■ What to work on
List each line of the data in which the string "with" appears.
* Begin The data *
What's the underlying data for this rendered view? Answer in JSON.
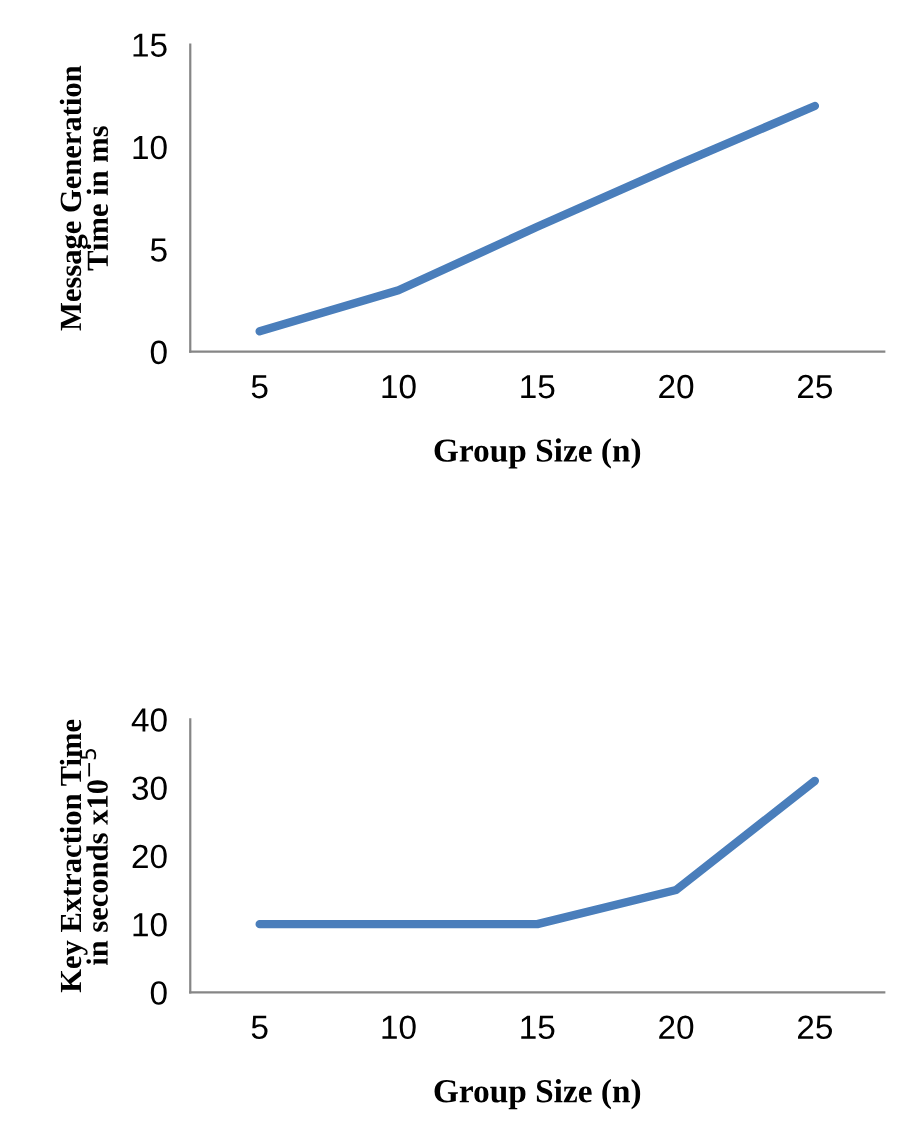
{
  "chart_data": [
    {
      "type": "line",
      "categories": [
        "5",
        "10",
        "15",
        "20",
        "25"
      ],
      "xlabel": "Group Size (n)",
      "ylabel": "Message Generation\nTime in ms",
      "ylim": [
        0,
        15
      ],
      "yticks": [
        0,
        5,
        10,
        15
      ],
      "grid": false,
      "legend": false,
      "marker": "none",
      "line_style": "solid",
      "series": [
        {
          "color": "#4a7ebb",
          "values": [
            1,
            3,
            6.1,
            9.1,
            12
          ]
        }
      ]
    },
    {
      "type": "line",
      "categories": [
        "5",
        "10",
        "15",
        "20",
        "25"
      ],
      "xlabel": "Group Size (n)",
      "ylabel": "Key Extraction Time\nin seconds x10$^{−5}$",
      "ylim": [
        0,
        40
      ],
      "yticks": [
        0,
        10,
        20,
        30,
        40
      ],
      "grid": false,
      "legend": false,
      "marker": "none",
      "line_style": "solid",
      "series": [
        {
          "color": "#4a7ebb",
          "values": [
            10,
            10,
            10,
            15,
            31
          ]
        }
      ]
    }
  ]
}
* End The data *
* Begin The data *
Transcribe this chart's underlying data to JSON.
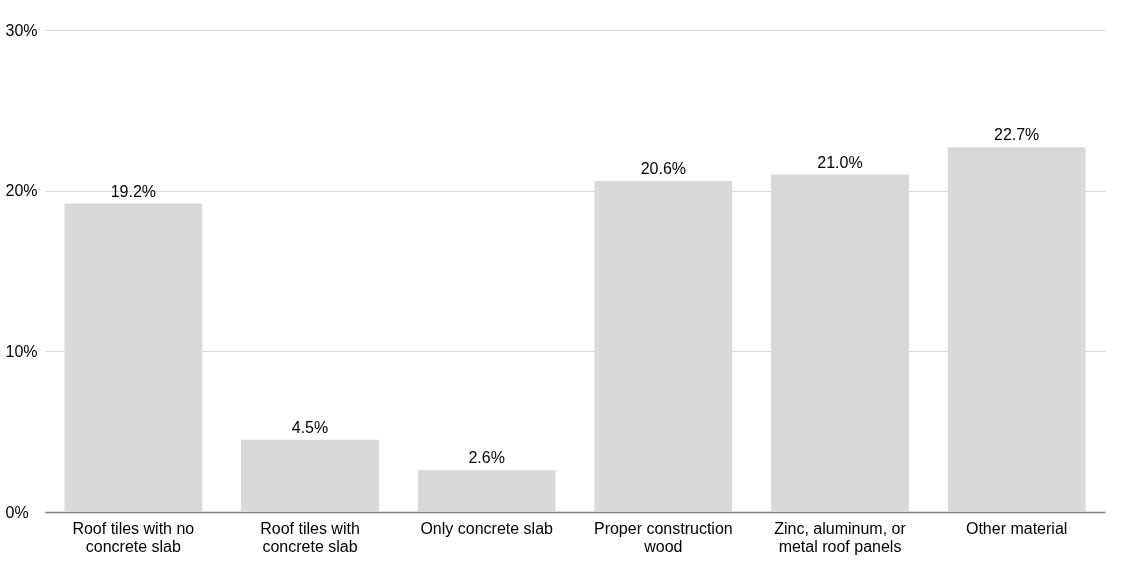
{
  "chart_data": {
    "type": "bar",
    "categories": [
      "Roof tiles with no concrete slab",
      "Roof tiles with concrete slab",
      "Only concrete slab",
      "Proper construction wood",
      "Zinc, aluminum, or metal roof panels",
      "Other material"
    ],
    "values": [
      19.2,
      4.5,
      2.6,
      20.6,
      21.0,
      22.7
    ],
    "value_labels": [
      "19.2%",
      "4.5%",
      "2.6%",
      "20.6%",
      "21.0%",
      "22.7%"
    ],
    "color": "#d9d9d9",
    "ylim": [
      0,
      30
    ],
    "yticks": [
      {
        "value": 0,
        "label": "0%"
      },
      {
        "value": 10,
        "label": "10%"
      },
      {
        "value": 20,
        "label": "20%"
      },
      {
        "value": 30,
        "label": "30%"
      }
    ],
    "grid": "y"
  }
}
* End The data *
■ Answer to the task
      "Roof tiles with no concrete slab",
      "Roof tiles with concrete slab",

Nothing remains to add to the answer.